(Records from a data collection)
* * * * *
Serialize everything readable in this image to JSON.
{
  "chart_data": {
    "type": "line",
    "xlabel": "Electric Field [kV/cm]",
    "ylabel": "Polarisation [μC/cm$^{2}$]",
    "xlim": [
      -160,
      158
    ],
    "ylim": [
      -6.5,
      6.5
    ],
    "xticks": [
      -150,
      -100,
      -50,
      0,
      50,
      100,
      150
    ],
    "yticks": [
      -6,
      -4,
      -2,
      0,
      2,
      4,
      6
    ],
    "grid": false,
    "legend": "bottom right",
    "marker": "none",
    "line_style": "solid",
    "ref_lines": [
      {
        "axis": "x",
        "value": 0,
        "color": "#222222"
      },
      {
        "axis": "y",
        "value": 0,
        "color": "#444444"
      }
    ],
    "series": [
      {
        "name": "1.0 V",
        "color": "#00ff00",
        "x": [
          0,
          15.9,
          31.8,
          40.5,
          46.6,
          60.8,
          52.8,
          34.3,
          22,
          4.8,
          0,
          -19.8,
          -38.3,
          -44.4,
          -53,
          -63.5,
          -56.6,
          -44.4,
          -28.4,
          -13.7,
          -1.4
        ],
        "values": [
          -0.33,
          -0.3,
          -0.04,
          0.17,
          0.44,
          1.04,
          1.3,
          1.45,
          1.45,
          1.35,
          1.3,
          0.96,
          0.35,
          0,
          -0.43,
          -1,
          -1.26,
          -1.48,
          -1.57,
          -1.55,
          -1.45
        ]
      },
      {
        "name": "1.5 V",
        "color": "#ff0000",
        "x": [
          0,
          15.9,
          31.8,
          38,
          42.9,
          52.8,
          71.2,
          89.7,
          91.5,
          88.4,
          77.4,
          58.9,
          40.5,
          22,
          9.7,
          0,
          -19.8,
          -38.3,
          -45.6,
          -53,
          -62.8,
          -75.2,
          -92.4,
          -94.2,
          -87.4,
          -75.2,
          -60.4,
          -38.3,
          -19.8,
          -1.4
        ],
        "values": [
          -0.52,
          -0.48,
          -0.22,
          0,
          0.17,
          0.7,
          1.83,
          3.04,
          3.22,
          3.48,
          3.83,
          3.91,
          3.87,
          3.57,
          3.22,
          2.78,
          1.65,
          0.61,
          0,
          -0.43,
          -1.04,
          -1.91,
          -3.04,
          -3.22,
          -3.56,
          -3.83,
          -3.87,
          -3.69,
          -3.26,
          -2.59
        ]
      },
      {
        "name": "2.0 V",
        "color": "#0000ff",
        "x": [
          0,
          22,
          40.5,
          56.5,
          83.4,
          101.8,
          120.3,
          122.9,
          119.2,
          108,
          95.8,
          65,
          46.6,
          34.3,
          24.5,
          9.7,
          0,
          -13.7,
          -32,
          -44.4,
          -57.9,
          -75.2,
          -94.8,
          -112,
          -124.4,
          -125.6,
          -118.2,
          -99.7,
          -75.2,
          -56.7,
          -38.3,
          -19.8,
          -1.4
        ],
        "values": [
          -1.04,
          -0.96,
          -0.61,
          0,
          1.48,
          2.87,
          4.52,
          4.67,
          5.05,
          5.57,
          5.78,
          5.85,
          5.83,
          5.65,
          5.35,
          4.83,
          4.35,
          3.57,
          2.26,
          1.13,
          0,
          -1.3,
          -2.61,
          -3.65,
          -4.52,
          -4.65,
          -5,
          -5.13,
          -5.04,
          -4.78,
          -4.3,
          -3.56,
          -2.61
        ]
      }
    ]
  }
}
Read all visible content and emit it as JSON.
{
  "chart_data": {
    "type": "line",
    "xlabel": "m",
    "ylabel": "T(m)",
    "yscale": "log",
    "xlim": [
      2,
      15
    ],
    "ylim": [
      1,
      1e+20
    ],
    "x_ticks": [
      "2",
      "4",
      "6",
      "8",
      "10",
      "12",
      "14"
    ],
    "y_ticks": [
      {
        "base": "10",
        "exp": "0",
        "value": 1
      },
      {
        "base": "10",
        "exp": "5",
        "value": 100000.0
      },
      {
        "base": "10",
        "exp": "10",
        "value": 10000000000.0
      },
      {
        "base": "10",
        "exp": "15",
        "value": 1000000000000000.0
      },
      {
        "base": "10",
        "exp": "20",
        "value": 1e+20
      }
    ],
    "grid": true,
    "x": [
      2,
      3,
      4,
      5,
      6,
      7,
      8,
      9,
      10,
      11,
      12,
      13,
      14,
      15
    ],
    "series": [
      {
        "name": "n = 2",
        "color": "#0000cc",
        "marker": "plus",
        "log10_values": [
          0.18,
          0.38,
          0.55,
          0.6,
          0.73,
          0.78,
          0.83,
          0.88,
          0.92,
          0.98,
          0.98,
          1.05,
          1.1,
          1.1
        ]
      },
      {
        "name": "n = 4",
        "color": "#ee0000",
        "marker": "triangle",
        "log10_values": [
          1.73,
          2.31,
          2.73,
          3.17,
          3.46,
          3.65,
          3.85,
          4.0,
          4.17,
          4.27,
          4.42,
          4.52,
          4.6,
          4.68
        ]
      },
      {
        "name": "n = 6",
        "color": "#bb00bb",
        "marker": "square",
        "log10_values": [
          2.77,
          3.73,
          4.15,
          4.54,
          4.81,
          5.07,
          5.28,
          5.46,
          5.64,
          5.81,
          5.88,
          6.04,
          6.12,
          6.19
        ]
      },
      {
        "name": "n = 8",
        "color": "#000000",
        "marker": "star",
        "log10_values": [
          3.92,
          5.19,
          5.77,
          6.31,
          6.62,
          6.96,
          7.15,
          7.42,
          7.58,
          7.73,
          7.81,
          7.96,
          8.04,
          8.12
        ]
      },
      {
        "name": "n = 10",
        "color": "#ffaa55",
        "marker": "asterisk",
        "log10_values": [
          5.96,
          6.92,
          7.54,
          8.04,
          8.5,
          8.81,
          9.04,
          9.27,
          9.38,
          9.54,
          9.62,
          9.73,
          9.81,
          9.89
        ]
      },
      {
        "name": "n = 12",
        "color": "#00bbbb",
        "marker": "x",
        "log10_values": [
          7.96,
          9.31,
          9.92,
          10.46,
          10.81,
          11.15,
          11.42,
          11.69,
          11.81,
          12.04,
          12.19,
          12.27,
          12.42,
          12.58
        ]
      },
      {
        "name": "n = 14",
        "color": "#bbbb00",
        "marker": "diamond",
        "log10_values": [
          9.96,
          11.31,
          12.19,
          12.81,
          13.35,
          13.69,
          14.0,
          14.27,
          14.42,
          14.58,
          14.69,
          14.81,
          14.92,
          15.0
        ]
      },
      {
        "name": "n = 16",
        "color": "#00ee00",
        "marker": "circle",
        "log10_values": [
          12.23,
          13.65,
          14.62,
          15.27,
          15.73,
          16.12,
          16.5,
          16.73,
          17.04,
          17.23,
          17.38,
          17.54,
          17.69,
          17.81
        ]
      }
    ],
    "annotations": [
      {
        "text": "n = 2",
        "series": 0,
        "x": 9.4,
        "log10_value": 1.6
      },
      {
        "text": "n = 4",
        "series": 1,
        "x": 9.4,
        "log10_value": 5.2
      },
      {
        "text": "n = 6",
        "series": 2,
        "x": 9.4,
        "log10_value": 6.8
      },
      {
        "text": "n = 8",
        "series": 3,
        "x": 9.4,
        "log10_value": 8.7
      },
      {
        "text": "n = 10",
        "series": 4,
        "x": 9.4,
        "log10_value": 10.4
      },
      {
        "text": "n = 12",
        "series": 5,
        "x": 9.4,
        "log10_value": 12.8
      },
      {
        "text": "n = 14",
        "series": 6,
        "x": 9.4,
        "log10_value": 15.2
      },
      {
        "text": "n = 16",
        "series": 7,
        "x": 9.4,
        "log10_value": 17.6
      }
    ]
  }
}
* * * * *
### Task prompt
Return each entry from the material above exactly as it appears.

### Exercise result
Serialize everything readable in this image to JSON.
{
  "chart_data": {
    "type": "line",
    "xlabel": "Electric Field [kV/cm]",
    "ylabel": "Polarisation [μC/cm$^{2}$]",
    "xlim": [
      -160,
      158
    ],
    "ylim": [
      -6.5,
      6.5
    ],
    "xticks": [
      -150,
      -100,
      -50,
      0,
      50,
      100,
      150
    ],
    "yticks": [
      -6,
      -4,
      -2,
      0,
      2,
      4,
      6
    ],
    "grid": false,
    "legend": "bottom right",
    "marker": "none",
    "line_style": "solid",
    "ref_lines": [
      {
        "axis": "x",
        "value": 0,
        "color": "#222222"
      },
      {
        "axis": "y",
        "value": 0,
        "color": "#444444"
      }
    ],
    "series": [
      {
        "name": "1.0 V",
        "color": "#00ff00",
        "x": [
          0,
          15.9,
          31.8,
          40.5,
          46.6,
          60.8,
          52.8,
          34.3,
          22,
          4.8,
          0,
          -19.8,
          -38.3,
          -44.4,
          -53,
          -63.5,
          -56.6,
          -44.4,
          -28.4,
          -13.7,
          -1.4
        ],
        "values": [
          -0.33,
          -0.3,
          -0.04,
          0.17,
          0.44,
          1.04,
          1.3,
          1.45,
          1.45,
          1.35,
          1.3,
          0.96,
          0.35,
          0,
          -0.43,
          -1,
          -1.26,
          -1.48,
          -1.57,
          -1.55,
          -1.45
        ]
      },
      {
        "name": "1.5 V",
        "color": "#ff0000",
        "x": [
          0,
          15.9,
          31.8,
          38,
          42.9,
          52.8,
          71.2,
          89.7,
          91.5,
          88.4,
          77.4,
          58.9,
          40.5,
          22,
          9.7,
          0,
          -19.8,
          -38.3,
          -45.6,
          -53,
          -62.8,
          -75.2,
          -92.4,
          -94.2,
          -87.4,
          -75.2,
          -60.4,
          -38.3,
          -19.8,
          -1.4
        ],
        "values": [
          -0.52,
          -0.48,
          -0.22,
          0,
          0.17,
          0.7,
          1.83,
          3.04,
          3.22,
          3.48,
          3.83,
          3.91,
          3.87,
          3.57,
          3.22,
          2.78,
          1.65,
          0.61,
          0,
          -0.43,
          -1.04,
          -1.91,
          -3.04,
          -3.22,
          -3.56,
          -3.83,
          -3.87,
          -3.69,
          -3.26,
          -2.59
        ]
      },
      {
        "name": "2.0 V",
        "color": "#0000ff",
        "x": [
          0,
          22,
          40.5,
          56.5,
          83.4,
          101.8,
          120.3,
          122.9,
          119.2,
          108,
          95.8,
          65,
          46.6,
          34.3,
          24.5,
          9.7,
          0,
          -13.7,
          -32,
          -44.4,
          -57.9,
          -75.2,
          -94.8,
          -112,
          -124.4,
          -125.6,
          -118.2,
          -99.7,
          -75.2,
          -56.7,
          -38.3,
          -19.8,
          -1.4
        ],
        "values": [
          -1.04,
          -0.96,
          -0.61,
          0,
          1.48,
          2.87,
          4.52,
          4.67,
          5.05,
          5.57,
          5.78,
          5.85,
          5.83,
          5.65,
          5.35,
          4.83,
          4.35,
          3.57,
          2.26,
          1.13,
          0,
          -1.3,
          -2.61,
          -3.65,
          -4.52,
          -4.65,
          -5,
          -5.13,
          -5.04,
          -4.78,
          -4.3,
          -3.56,
          -2.61
        ]
      }
    ]
  }
}
Read all visible content and emit it as JSON.
{
  "chart_data": {
    "type": "line",
    "xlabel": "m",
    "ylabel": "T(m)",
    "yscale": "log",
    "xlim": [
      2,
      15
    ],
    "ylim": [
      1,
      1e+20
    ],
    "x_ticks": [
      "2",
      "4",
      "6",
      "8",
      "10",
      "12",
      "14"
    ],
    "y_ticks": [
      {
        "base": "10",
        "exp": "0",
        "value": 1
      },
      {
        "base": "10",
        "exp": "5",
        "value": 100000.0
      },
      {
        "base": "10",
        "exp": "10",
        "value": 10000000000.0
      },
      {
        "base": "10",
        "exp": "15",
        "value": 1000000000000000.0
      },
      {
        "base": "10",
        "exp": "20",
        "value": 1e+20
      }
    ],
    "grid": true,
    "x": [
      2,
      3,
      4,
      5,
      6,
      7,
      8,
      9,
      10,
      11,
      12,
      13,
      14,
      15
    ],
    "series": [
      {
        "name": "n = 2",
        "color": "#0000cc",
        "marker": "plus",
        "log10_values": [
          0.18,
          0.38,
          0.55,
          0.6,
          0.73,
          0.78,
          0.83,
          0.88,
          0.92,
          0.98,
          0.98,
          1.05,
          1.1,
          1.1
        ]
      },
      {
        "name": "n = 4",
        "color": "#ee0000",
        "marker": "triangle",
        "log10_values": [
          1.73,
          2.31,
          2.73,
          3.17,
          3.46,
          3.65,
          3.85,
          4.0,
          4.17,
          4.27,
          4.42,
          4.52,
          4.6,
          4.68
        ]
      },
      {
        "name": "n = 6",
        "color": "#bb00bb",
        "marker": "square",
        "log10_values": [
          2.77,
          3.73,
          4.15,
          4.54,
          4.81,
          5.07,
          5.28,
          5.46,
          5.64,
          5.81,
          5.88,
          6.04,
          6.12,
          6.19
        ]
      },
      {
        "name": "n = 8",
        "color": "#000000",
        "marker": "star",
        "log10_values": [
          3.92,
          5.19,
          5.77,
          6.31,
          6.62,
          6.96,
          7.15,
          7.42,
          7.58,
          7.73,
          7.81,
          7.96,
          8.04,
          8.12
        ]
      },
      {
        "name": "n = 10",
        "color": "#ffaa55",
        "marker": "asterisk",
        "log10_values": [
          5.96,
          6.92,
          7.54,
          8.04,
          8.5,
          8.81,
          9.04,
          9.27,
          9.38,
          9.54,
          9.62,
          9.73,
          9.81,
          9.89
        ]
      },
      {
        "name": "n = 12",
        "color": "#00bbbb",
        "marker": "x",
        "log10_values": [
          7.96,
          9.31,
          9.92,
          10.46,
          10.81,
          11.15,
          11.42,
          11.69,
          11.81,
          12.04,
          12.19,
          12.27,
          12.42,
          12.58
        ]
      },
      {
        "name": "n = 14",
        "color": "#bbbb00",
        "marker": "diamond",
        "log10_values": [
          9.96,
          11.31,
          12.19,
          12.81,
          13.35,
          13.69,
          14.0,
          14.27,
          14.42,
          14.58,
          14.69,
          14.81,
          14.92,
          15.0
        ]
      },
      {
        "name": "n = 16",
        "color": "#00ee00",
        "marker": "circle",
        "log10_values": [
          12.23,
          13.65,
          14.62,
          15.27,
          15.73,
          16.12,
          16.5,
          16.73,
          17.04,
          17.23,
          17.38,
          17.54,
          17.69,
          17.81
        ]
      }
    ],
    "annotations": [
      {
        "text": "n = 2",
        "series": 0,
        "x": 9.4,
        "log10_value": 1.6
      },
      {
        "text": "n = 4",
        "series": 1,
        "x": 9.4,
        "log10_value": 5.2
      },
      {
        "text": "n = 6",
        "series": 2,
        "x": 9.4,
        "log10_value": 6.8
      },
      {
        "text": "n = 8",
        "series": 3,
        "x": 9.4,
        "log10_value": 8.7
      },
      {
        "text": "n = 10",
        "series": 4,
        "x": 9.4,
        "log10_value": 10.4
      },
      {
        "text": "n = 12",
        "series": 5,
        "x": 9.4,
        "log10_value": 12.8
      },
      {
        "text": "n = 14",
        "series": 6,
        "x": 9.4,
        "log10_value": 15.2
      },
      {
        "text": "n = 16",
        "series": 7,
        "x": 9.4,
        "log10_value": 17.6
      }
    ]
  }
}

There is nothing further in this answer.